## GIVEN INSTRUCTION:
Every entry below must appear again, exactly as written.

┏━━

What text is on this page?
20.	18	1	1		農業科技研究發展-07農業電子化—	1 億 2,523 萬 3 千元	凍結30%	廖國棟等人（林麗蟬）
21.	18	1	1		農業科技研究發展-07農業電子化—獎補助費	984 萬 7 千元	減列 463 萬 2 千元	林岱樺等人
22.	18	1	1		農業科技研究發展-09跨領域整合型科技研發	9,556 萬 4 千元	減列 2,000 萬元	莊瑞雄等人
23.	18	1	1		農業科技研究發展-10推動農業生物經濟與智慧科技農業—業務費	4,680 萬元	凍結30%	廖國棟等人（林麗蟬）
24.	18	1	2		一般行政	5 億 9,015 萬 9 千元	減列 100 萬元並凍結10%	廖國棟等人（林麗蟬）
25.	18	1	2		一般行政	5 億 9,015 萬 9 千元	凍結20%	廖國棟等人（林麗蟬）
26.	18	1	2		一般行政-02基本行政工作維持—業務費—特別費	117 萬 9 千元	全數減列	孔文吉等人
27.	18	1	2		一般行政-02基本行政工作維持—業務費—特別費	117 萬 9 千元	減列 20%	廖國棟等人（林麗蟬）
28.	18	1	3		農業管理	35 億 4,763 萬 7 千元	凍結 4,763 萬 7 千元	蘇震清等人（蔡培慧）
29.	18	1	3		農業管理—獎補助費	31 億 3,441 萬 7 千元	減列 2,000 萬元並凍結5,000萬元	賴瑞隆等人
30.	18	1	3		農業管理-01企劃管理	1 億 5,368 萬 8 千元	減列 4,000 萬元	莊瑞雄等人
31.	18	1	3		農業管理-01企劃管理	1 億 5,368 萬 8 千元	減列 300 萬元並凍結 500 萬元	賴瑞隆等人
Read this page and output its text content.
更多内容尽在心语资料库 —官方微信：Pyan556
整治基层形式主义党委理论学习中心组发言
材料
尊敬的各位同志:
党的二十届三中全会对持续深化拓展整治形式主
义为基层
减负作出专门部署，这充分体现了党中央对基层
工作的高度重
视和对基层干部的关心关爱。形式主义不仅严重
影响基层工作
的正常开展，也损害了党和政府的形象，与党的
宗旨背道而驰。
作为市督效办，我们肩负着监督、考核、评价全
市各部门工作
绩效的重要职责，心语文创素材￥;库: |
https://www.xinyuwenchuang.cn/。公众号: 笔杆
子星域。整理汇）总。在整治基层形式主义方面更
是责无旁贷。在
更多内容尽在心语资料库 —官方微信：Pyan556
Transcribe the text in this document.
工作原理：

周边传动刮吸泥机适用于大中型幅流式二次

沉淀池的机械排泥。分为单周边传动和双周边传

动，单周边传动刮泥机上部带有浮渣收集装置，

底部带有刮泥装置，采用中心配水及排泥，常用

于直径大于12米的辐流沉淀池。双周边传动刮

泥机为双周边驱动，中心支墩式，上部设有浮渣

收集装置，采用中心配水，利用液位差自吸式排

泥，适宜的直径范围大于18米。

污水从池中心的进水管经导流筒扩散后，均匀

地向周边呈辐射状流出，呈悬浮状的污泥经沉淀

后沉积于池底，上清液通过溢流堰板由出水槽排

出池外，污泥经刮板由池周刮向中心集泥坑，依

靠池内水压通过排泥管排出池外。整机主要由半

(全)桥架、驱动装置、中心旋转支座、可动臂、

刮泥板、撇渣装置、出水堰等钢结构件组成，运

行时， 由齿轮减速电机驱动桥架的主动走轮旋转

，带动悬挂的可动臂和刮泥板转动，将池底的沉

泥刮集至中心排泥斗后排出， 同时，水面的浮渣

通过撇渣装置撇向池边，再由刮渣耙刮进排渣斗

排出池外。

┗━━

## THE RESPONSE:
What text is on this page?
20.	18	1	1		農業科技研究發展-07農業電子化—	1 億 2,523 萬 3 千元	凍結30%	廖國棟等人（林麗蟬）
21.	18	1	1		農業科技研究發展-07農業電子化—獎補助費	984 萬 7 千元	減列 463 萬 2 千元	林岱樺等人
22.	18	1	1		農業科技研究發展-09跨領域整合型科技研發	9,556 萬 4 千元	減列 2,000 萬元	莊瑞雄等人
23.	18	1	1		農業科技研究發展-10推動農業生物經濟與智慧科技農業—業務費	4,680 萬元	凍結30%	廖國棟等人（林麗蟬）
24.	18	1	2		一般行政	5 億 9,015 萬 9 千元	減列 100 萬元並凍結10%	廖國棟等人（林麗蟬）
25.	18	1	2		一般行政	5 億 9,015 萬 9 千元	凍結20%	廖國棟等人（林麗蟬）
26.	18	1	2		一般行政-02基本行政工作維持—業務費—特別費	117 萬 9 千元	全數減列	孔文吉等人
27.	18	1	2		一般行政-02基本行政工作維持—業務費—特別費	117 萬 9 千元	減列 20%	廖國棟等人（林麗蟬）
28.	18	1	3		農業管理	35 億 4,763 萬 7 千元	凍結 4,763 萬 7 千元	蘇震清等人（蔡培慧）
29.	18	1	3		農業管理—獎補助費	31 億 3,441 萬 7 千元	減列 2,000 萬元並凍結5,000萬元	賴瑞隆等人
30.	18	1	3		農業管理-01企劃管理	1 億 5,368 萬 8 千元	減列 4,000 萬元	莊瑞雄等人
31.	18	1	3		農業管理-01企劃管理	1 億 5,368 萬 8 千元	減列 300 萬元並凍結 500 萬元	賴瑞隆等人
Read this page and output its text content.
更多内容尽在心语资料库 —官方微信：Pyan556
整治基层形式主义党委理论学习中心组发言
材料
尊敬的各位同志:
党的二十届三中全会对持续深化拓展整治形式主
义为基层
减负作出专门部署，这充分体现了党中央对基层
工作的高度重
视和对基层干部的关心关爱。形式主义不仅严重
影响基层工作
的正常开展，也损害了党和政府的形象，与党的
宗旨背道而驰。
作为市督效办，我们肩负着监督、考核、评价全
市各部门工作
绩效的重要职责，心语文创素材￥;库: |
https://www.xinyuwenchuang.cn/。公众号: 笔杆
子星域。整理汇）总。在整治基层形式主义方面更
是责无旁贷。在
更多内容尽在心语资料库 —官方微信：Pyan556
Transcribe the text in this document.
工作原理：

周边传动刮吸泥机适用于大中型幅流式二次

沉淀池的机械排泥。分为单周边传动和双周边传

动，单周边传动刮泥机上部带有浮渣收集装置，

底部带有刮泥装置，采用中心配水及排泥，常用

于直径大于12米的辐流沉淀池。双周边传动刮

泥机为双周边驱动，中心支墩式，上部设有浮渣

收集装置，采用中心配水，利用液位差自吸式排

泥，适宜的直径范围大于18米。

污水从池中心的进水管经导流筒扩散后，均匀

地向周边呈辐射状流出，呈悬浮状的污泥经沉淀

后沉积于池底，上清液通过溢流堰板由出水槽排

出池外，污泥经刮板由池周刮向中心集泥坑，依

靠池内水压通过排泥管排出池外。整机主要由半

(全)桥架、驱动装置、中心旋转支座、可动臂、

刮泥板、撇渣装置、出水堰等钢结构件组成，运

行时， 由齿轮减速电机驱动桥架的主动走轮旋转

，带动悬挂的可动臂和刮泥板转动，将池底的沉

泥刮集至中心排泥斗后排出， 同时，水面的浮渣

通过撇渣装置撇向池边，再由刮渣耙刮进排渣斗

排出池外。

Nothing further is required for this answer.